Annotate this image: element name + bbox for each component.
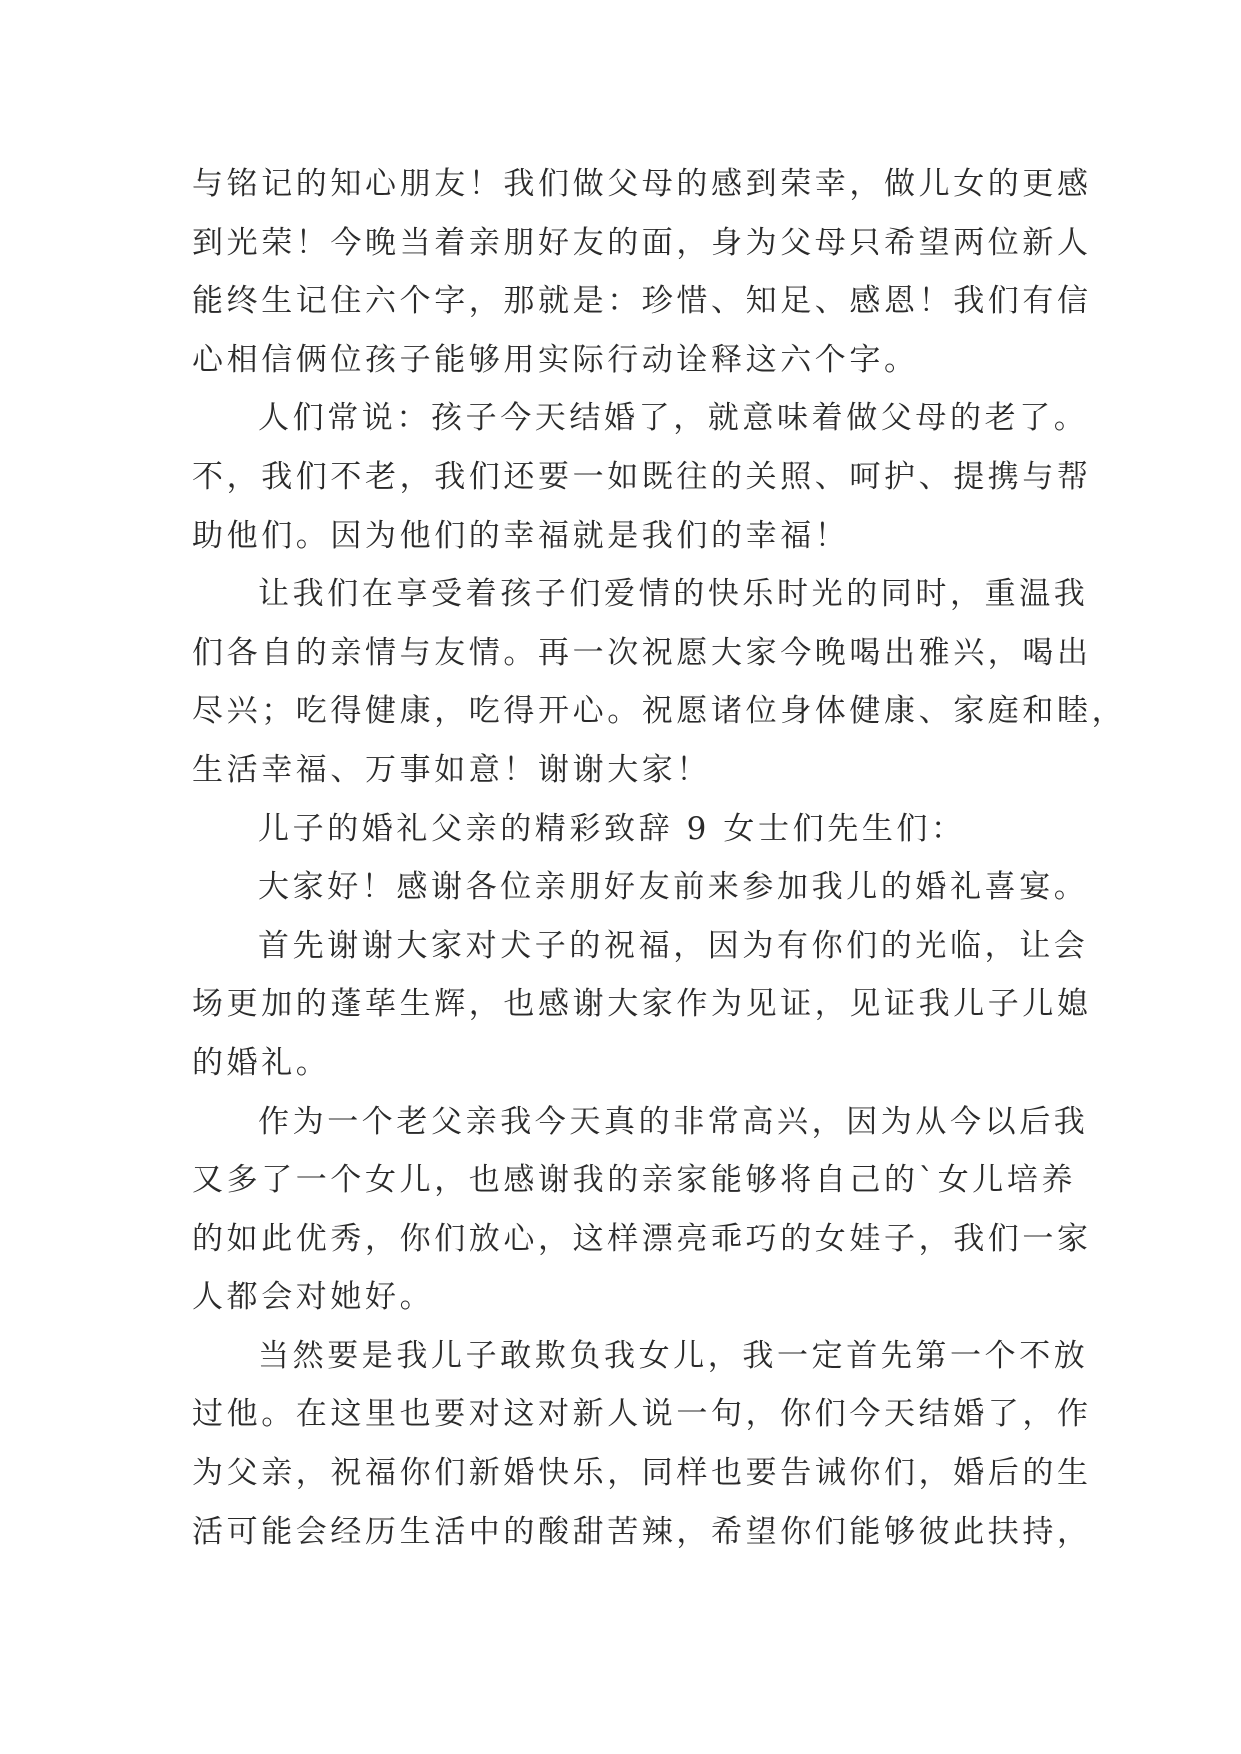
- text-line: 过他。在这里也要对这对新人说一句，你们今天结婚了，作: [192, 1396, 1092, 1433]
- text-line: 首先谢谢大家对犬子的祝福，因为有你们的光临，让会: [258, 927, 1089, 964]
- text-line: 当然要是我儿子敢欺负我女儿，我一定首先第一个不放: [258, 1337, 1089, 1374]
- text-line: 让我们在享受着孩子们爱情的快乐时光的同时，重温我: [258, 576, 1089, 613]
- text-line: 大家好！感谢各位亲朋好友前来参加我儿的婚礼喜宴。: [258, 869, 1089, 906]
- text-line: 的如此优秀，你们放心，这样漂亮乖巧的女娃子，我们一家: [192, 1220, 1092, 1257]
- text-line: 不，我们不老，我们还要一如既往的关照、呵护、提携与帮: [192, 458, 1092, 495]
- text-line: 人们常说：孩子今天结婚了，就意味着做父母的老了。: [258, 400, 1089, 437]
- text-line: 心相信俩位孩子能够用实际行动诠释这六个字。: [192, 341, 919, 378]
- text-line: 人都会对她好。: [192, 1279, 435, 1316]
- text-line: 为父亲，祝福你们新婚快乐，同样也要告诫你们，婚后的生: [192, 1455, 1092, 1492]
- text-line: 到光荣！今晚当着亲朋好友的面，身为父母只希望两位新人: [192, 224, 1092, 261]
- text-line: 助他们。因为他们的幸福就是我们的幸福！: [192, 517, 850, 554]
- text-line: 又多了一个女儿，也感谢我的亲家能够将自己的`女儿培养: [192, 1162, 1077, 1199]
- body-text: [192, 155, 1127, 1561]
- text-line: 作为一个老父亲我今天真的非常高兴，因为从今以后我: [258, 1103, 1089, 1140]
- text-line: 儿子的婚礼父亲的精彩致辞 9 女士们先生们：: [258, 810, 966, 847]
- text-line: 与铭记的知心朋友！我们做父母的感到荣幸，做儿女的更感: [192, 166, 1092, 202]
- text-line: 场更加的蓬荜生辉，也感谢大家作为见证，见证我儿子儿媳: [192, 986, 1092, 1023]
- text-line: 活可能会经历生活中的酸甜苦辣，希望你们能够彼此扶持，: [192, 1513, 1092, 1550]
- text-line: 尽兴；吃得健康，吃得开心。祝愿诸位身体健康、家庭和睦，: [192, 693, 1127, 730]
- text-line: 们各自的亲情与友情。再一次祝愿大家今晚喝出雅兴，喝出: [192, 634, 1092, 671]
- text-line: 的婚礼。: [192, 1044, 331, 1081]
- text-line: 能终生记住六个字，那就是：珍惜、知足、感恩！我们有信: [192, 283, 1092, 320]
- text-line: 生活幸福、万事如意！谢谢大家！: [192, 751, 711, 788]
= = = =
_What you should do:_ Rewrite all of the lines above, replacing every instance of "text-line" with "textline" and leaving everything else unchanged. Omit the pictures from your answer.

_Worked answer:_
Annotate this image: element name + bbox for each component.
- textline: 过他。在这里也要对这对新人说一句，你们今天结婚了，作: [192, 1396, 1092, 1433]
- textline: 首先谢谢大家对犬子的祝福，因为有你们的光临，让会: [258, 927, 1089, 964]
- textline: 当然要是我儿子敢欺负我女儿，我一定首先第一个不放: [258, 1337, 1089, 1374]
- textline: 让我们在享受着孩子们爱情的快乐时光的同时，重温我: [258, 576, 1089, 613]
- textline: 大家好！感谢各位亲朋好友前来参加我儿的婚礼喜宴。: [258, 869, 1089, 906]
- textline: 的如此优秀，你们放心，这样漂亮乖巧的女娃子，我们一家: [192, 1220, 1092, 1257]
- textline: 不，我们不老，我们还要一如既往的关照、呵护、提携与帮: [192, 458, 1092, 495]
- textline: 人们常说：孩子今天结婚了，就意味着做父母的老了。: [258, 400, 1089, 437]
- textline: 心相信俩位孩子能够用实际行动诠释这六个字。: [192, 341, 919, 378]
- textline: 人都会对她好。: [192, 1279, 435, 1316]
- textline: 为父亲，祝福你们新婚快乐，同样也要告诫你们，婚后的生: [192, 1455, 1092, 1492]
- textline: 到光荣！今晚当着亲朋好友的面，身为父母只希望两位新人: [192, 224, 1092, 261]
- textline: 助他们。因为他们的幸福就是我们的幸福！: [192, 517, 850, 554]
- textline: 又多了一个女儿，也感谢我的亲家能够将自己的`女儿培养: [192, 1162, 1077, 1199]
- body-text: [192, 155, 1127, 1561]
- textline: 作为一个老父亲我今天真的非常高兴，因为从今以后我: [258, 1103, 1089, 1140]
- textline: 儿子的婚礼父亲的精彩致辞 9 女士们先生们：: [258, 810, 966, 847]
- textline: 与铭记的知心朋友！我们做父母的感到荣幸，做儿女的更感: [192, 166, 1092, 202]
- textline: 场更加的蓬荜生辉，也感谢大家作为见证，见证我儿子儿媳: [192, 986, 1092, 1023]
- textline: 活可能会经历生活中的酸甜苦辣，希望你们能够彼此扶持，: [192, 1513, 1092, 1550]
- textline: 尽兴；吃得健康，吃得开心。祝愿诸位身体健康、家庭和睦，: [192, 693, 1127, 730]
- textline: 们各自的亲情与友情。再一次祝愿大家今晚喝出雅兴，喝出: [192, 634, 1092, 671]
- textline: 的婚礼。: [192, 1044, 331, 1081]
- textline: 能终生记住六个字，那就是：珍惜、知足、感恩！我们有信: [192, 283, 1092, 320]
- textline: 生活幸福、万事如意！谢谢大家！: [192, 751, 711, 788]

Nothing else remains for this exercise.